#### 任务
从条目的第一行起，到含有“footer-page-number: 31 — [853, 890, 874, 911]”的那一行止，将这些行原样再写一遍，两端的行都要包括在内。

(元素位置数据)
——————
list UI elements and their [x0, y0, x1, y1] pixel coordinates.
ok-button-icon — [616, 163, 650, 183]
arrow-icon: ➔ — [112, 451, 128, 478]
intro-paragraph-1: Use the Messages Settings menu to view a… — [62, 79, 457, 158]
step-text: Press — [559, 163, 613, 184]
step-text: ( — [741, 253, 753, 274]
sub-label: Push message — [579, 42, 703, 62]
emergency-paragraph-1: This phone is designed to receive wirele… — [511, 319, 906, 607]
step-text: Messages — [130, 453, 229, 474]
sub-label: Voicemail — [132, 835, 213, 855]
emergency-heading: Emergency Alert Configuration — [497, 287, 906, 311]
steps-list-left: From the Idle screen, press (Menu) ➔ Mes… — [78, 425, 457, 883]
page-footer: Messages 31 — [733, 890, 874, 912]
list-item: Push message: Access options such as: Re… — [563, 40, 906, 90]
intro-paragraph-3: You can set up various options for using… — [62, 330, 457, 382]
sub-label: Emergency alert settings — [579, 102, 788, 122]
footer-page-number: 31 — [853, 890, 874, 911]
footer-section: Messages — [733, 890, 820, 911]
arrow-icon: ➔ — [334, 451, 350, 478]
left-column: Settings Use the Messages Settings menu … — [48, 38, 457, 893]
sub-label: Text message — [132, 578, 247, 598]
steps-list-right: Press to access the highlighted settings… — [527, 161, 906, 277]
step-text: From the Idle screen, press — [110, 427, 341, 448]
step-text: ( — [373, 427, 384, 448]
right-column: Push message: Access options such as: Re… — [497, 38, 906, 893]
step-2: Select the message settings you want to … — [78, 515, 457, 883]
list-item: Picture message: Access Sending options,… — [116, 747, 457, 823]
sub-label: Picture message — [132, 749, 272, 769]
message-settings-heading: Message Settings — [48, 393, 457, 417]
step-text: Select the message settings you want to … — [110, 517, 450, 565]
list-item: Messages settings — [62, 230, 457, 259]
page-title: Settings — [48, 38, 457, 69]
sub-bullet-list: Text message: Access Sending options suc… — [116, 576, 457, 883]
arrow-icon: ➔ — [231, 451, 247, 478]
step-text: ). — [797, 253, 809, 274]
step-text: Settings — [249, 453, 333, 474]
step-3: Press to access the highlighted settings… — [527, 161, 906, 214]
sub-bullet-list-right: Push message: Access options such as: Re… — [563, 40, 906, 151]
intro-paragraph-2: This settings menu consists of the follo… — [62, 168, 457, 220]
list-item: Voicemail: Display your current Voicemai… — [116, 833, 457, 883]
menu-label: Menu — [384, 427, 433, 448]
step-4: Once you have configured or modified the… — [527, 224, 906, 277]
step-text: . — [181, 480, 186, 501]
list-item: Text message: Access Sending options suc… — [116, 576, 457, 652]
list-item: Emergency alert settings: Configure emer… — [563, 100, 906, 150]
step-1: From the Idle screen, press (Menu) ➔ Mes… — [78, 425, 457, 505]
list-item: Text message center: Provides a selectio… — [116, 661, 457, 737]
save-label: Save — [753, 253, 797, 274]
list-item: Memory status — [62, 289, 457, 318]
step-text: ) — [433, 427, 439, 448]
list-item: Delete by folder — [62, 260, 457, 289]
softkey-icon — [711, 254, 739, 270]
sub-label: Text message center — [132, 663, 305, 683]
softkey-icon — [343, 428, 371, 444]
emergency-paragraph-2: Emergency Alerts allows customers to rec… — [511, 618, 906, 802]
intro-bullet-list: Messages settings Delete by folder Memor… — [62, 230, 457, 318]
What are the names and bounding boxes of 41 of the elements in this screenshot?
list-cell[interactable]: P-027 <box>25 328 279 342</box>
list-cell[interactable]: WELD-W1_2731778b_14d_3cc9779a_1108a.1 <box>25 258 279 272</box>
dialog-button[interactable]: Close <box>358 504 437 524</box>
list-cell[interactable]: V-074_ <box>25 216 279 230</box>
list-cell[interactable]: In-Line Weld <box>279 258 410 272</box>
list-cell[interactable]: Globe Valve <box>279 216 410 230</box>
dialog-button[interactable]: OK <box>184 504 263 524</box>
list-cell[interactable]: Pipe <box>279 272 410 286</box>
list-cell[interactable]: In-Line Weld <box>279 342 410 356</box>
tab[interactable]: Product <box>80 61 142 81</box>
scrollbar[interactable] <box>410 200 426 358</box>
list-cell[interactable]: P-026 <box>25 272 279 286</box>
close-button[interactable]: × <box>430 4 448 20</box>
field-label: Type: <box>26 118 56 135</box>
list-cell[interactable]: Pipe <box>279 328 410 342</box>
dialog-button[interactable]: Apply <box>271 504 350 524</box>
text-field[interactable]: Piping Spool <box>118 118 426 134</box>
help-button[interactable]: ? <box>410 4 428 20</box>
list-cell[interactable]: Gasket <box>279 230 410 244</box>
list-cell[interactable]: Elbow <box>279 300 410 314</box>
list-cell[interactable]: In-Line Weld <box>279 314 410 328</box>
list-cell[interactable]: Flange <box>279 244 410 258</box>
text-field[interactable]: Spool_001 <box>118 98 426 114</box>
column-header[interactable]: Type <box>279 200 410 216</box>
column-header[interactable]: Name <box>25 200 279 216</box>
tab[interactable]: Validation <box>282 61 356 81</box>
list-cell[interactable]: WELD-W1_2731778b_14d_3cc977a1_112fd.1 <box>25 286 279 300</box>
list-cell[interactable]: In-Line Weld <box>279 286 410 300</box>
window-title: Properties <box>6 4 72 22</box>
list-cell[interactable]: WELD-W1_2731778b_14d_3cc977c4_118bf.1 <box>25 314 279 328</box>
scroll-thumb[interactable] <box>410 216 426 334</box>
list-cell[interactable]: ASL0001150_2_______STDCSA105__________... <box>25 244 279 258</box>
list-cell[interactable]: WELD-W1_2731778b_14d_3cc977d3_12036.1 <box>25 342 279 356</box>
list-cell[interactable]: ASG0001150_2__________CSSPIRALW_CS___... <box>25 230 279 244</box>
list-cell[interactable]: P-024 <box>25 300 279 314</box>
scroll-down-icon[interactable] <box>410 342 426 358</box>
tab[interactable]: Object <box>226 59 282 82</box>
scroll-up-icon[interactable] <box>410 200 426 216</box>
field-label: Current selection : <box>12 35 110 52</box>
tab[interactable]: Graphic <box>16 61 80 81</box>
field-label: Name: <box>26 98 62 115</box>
——————
#### 任务回答
list UI elements and their [x0, y0, x1, y1] pixel coordinates.
ok-button-icon — [616, 163, 650, 183]
arrow-icon: ➔ — [112, 451, 128, 478]
intro-paragraph-1: Use the Messages Settings menu to view a… — [62, 79, 457, 158]
step-text: Press — [559, 163, 613, 184]
step-text: ( — [741, 253, 753, 274]
sub-label: Push message — [579, 42, 703, 62]
emergency-paragraph-1: This phone is designed to receive wirele… — [511, 319, 906, 607]
step-text: Messages — [130, 453, 229, 474]
sub-label: Voicemail — [132, 835, 213, 855]
emergency-heading: Emergency Alert Configuration — [497, 287, 906, 311]
steps-list-left: From the Idle screen, press (Menu) ➔ Mes… — [78, 425, 457, 883]
page-footer: Messages 31 — [733, 890, 874, 912]
list-item: Push message: Access options such as: Re… — [563, 40, 906, 90]
intro-paragraph-3: You can set up various options for using… — [62, 330, 457, 382]
sub-label: Emergency alert settings — [579, 102, 788, 122]
footer-page-number: 31 — [853, 890, 874, 911]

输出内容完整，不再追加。